(Data listing)
════════
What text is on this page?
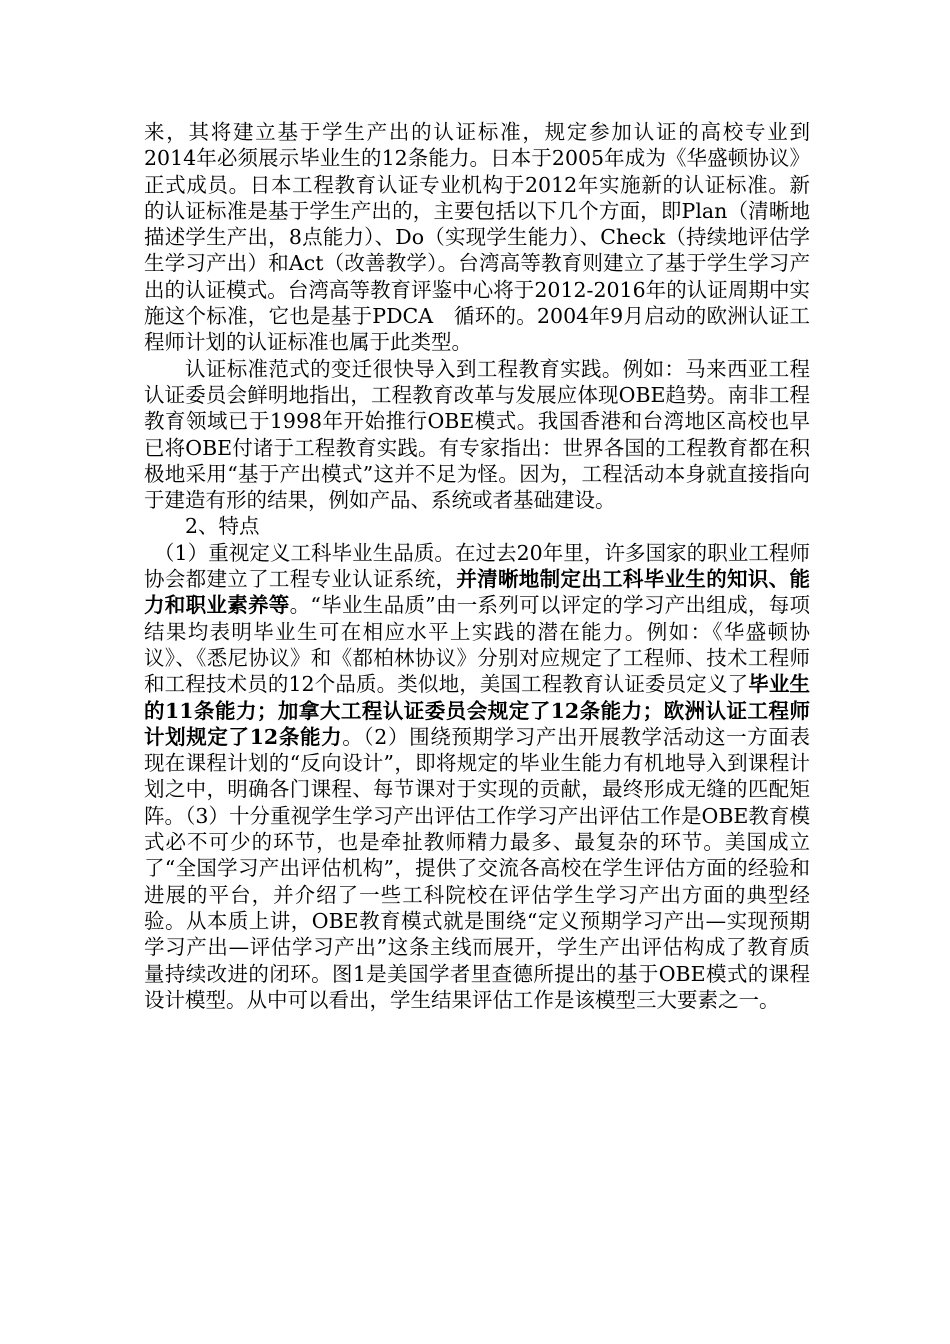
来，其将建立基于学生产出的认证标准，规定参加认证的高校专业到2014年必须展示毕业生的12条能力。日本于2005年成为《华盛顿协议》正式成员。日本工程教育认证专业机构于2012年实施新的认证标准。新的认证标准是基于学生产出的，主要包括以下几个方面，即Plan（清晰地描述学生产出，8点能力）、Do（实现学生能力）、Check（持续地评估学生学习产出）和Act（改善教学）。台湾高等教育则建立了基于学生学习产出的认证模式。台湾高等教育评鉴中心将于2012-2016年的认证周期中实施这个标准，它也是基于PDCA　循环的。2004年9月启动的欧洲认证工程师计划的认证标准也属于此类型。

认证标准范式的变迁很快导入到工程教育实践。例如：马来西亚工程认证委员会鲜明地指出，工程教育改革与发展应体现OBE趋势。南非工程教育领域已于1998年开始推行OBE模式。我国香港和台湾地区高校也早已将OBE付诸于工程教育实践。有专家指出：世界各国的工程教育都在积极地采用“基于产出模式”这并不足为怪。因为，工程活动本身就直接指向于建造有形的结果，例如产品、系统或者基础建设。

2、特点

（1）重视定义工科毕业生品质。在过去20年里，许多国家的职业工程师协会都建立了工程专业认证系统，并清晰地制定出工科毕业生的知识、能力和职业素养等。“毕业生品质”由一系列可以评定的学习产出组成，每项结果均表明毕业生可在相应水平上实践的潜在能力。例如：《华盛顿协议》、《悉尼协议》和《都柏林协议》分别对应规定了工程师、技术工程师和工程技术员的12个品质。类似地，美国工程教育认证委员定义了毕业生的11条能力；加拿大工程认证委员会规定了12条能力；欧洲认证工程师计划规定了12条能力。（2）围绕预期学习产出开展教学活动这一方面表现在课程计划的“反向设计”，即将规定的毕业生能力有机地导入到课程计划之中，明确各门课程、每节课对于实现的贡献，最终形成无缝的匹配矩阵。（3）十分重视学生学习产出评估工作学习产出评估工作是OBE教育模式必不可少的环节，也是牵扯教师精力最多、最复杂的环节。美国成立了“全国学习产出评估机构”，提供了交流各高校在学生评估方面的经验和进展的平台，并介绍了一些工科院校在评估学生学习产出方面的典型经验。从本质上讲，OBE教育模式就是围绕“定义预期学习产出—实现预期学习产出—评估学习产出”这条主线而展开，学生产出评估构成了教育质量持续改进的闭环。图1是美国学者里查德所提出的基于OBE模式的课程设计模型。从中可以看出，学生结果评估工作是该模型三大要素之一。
════════
• _Written exercise_
Skip the pictures, then retype every line above exactly.

• _Finished answer_
What text is on this page?
来，其将建立基于学生产出的认证标准，规定参加认证的高校专业到2014年必须展示毕业生的12条能力。日本于2005年成为《华盛顿协议》正式成员。日本工程教育认证专业机构于2012年实施新的认证标准。新的认证标准是基于学生产出的，主要包括以下几个方面，即Plan（清晰地描述学生产出，8点能力）、Do（实现学生能力）、Check（持续地评估学生学习产出）和Act（改善教学）。台湾高等教育则建立了基于学生学习产出的认证模式。台湾高等教育评鉴中心将于2012-2016年的认证周期中实施这个标准，它也是基于PDCA　循环的。2004年9月启动的欧洲认证工程师计划的认证标准也属于此类型。

认证标准范式的变迁很快导入到工程教育实践。例如：马来西亚工程认证委员会鲜明地指出，工程教育改革与发展应体现OBE趋势。南非工程教育领域已于1998年开始推行OBE模式。我国香港和台湾地区高校也早已将OBE付诸于工程教育实践。有专家指出：世界各国的工程教育都在积极地采用“基于产出模式”这并不足为怪。因为，工程活动本身就直接指向于建造有形的结果，例如产品、系统或者基础建设。

2、特点

（1）重视定义工科毕业生品质。在过去20年里，许多国家的职业工程师协会都建立了工程专业认证系统，并清晰地制定出工科毕业生的知识、能力和职业素养等。“毕业生品质”由一系列可以评定的学习产出组成，每项结果均表明毕业生可在相应水平上实践的潜在能力。例如：《华盛顿协议》、《悉尼协议》和《都柏林协议》分别对应规定了工程师、技术工程师和工程技术员的12个品质。类似地，美国工程教育认证委员定义了毕业生的11条能力；加拿大工程认证委员会规定了12条能力；欧洲认证工程师计划规定了12条能力。（2）围绕预期学习产出开展教学活动这一方面表现在课程计划的“反向设计”，即将规定的毕业生能力有机地导入到课程计划之中，明确各门课程、每节课对于实现的贡献，最终形成无缝的匹配矩阵。（3）十分重视学生学习产出评估工作学习产出评估工作是OBE教育模式必不可少的环节，也是牵扯教师精力最多、最复杂的环节。美国成立了“全国学习产出评估机构”，提供了交流各高校在学生评估方面的经验和进展的平台，并介绍了一些工科院校在评估学生学习产出方面的典型经验。从本质上讲，OBE教育模式就是围绕“定义预期学习产出—实现预期学习产出—评估学习产出”这条主线而展开，学生产出评估构成了教育质量持续改进的闭环。图1是美国学者里查德所提出的基于OBE模式的课程设计模型。从中可以看出，学生结果评估工作是该模型三大要素之一。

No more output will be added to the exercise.